Work instruction 1 ->
Using the forum thread on inflation and house prices, say whether each statement agrees with the thread. Answer yes or no for each and quote the deciding words exactly.
(a) Around six million people have more than one property.
(b) The mother mentioned in one post worked full days as a dinnerlady.
(c) Clear second properties are owned roughly 75/25 by domestic and overseas owners.
Work instruction 2 -> In the forum thread on inflation and house prices, rewrite the paragraph that begins "@Qik the housing market" as a short bulleted list. Keep its main facts.
Work instruction 3 -> List every username in the forum thread on inflation and house prices. Include both the names in post headers and the names addressed with "@".

SunnyV · 06/08/2022 10:55

Please can someone explain it to me?

If inflation makes the value of money less - then surely house prices will continue to rise?

OP posts:
SunnyV · 06/08/2022 17:16

GuyMontag · 06/08/2022 12:40

@StorieAnna god, my parents keep going on about the 15% mortgage time lately. "Your mum had to go and get a job!" says my father, like it was the worst thing in the world. She worked a couple of hours a day as a dinnerlady. "It was a solution. Now I'm not suggesting you do that of course " says my father ... just as well, given that I already work 40 hours a week same as everyone else.

My mum is a bit like this!

OP posts:
SausagePourHomme · 06/08/2022 18:36

GuyMontag · 06/08/2022 16:09

@Qik the housing market isn't in the business of housing people. It also serves other purposes. Around six million people have multiple properties. A million properties owned in a roughly 75/25 percentage by domestic/overseas owners are clear second properties, ie not bought for the purposes of renting out and unoccupied most of the time. So there are plenty of actual properties. But ability to own them is skewed. Money isn't worth the same as it was and investing doesn't work the way that it did at the start of the century. So investments across all asset classes including property play out differently now, with little to do with scarcity value.

right yeah, so if the russians and chinese property owners decide to sell up, the second home owners decide to sell up etc, there could be a glut of properties on the market reducing scarcity and cause a drop in prices

is that likely to happen, short of legislation that forces it?

Dataset extract ->
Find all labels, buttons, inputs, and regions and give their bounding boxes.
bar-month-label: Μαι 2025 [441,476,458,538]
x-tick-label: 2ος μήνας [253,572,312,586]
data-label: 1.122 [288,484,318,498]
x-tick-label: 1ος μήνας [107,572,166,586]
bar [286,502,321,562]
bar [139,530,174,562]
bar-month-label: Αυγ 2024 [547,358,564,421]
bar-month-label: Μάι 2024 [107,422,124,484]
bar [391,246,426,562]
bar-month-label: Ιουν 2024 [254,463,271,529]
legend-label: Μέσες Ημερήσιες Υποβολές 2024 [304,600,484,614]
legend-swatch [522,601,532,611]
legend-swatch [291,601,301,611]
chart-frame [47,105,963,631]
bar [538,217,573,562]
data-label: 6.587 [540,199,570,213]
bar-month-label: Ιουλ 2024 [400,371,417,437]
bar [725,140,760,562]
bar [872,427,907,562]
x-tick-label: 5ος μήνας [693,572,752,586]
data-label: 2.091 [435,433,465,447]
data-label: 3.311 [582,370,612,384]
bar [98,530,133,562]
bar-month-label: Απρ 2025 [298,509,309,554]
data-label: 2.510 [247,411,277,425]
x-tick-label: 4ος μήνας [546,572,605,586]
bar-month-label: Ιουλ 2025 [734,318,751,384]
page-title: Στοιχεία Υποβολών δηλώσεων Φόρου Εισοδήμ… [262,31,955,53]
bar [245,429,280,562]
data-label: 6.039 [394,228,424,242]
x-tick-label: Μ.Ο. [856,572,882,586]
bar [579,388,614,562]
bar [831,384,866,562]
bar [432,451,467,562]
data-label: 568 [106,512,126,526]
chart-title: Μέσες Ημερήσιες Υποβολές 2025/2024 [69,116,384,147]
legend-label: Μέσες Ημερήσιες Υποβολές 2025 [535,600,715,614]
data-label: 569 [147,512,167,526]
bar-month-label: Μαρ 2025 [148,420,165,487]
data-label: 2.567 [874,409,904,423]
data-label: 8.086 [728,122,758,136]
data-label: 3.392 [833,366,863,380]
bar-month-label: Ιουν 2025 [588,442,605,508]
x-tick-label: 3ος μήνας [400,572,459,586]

Reply 1 ->
(a) Yes: "Around six million people have multiple properties."
(b) No: "She worked a couple of hours a day as a dinnerlady."
(c) Yes: "A million properties owned in a roughly 75/25 percentage by domestic/overseas owners are clear second properties"

Reply 2 ->
- The housing market is not only for housing people. It serves other purposes too.
- Around six million people have multiple properties.
- About a million properties are clear second homes. They are mostly unoccupied and not rented out, and they are owned roughly 75/25 by domestic and overseas owners.
- There are plenty of properties, but the ability to own them is skewed.
- Money is worth less than it was, and investing works differently than at the start of the century.
- Investments in all asset classes, including property, now behave in ways that have little to do with scarcity value.

Reply 3 ->
- SunnyV
- GuyMontag
- StorieAnna
- SausagePourHomme
- Qik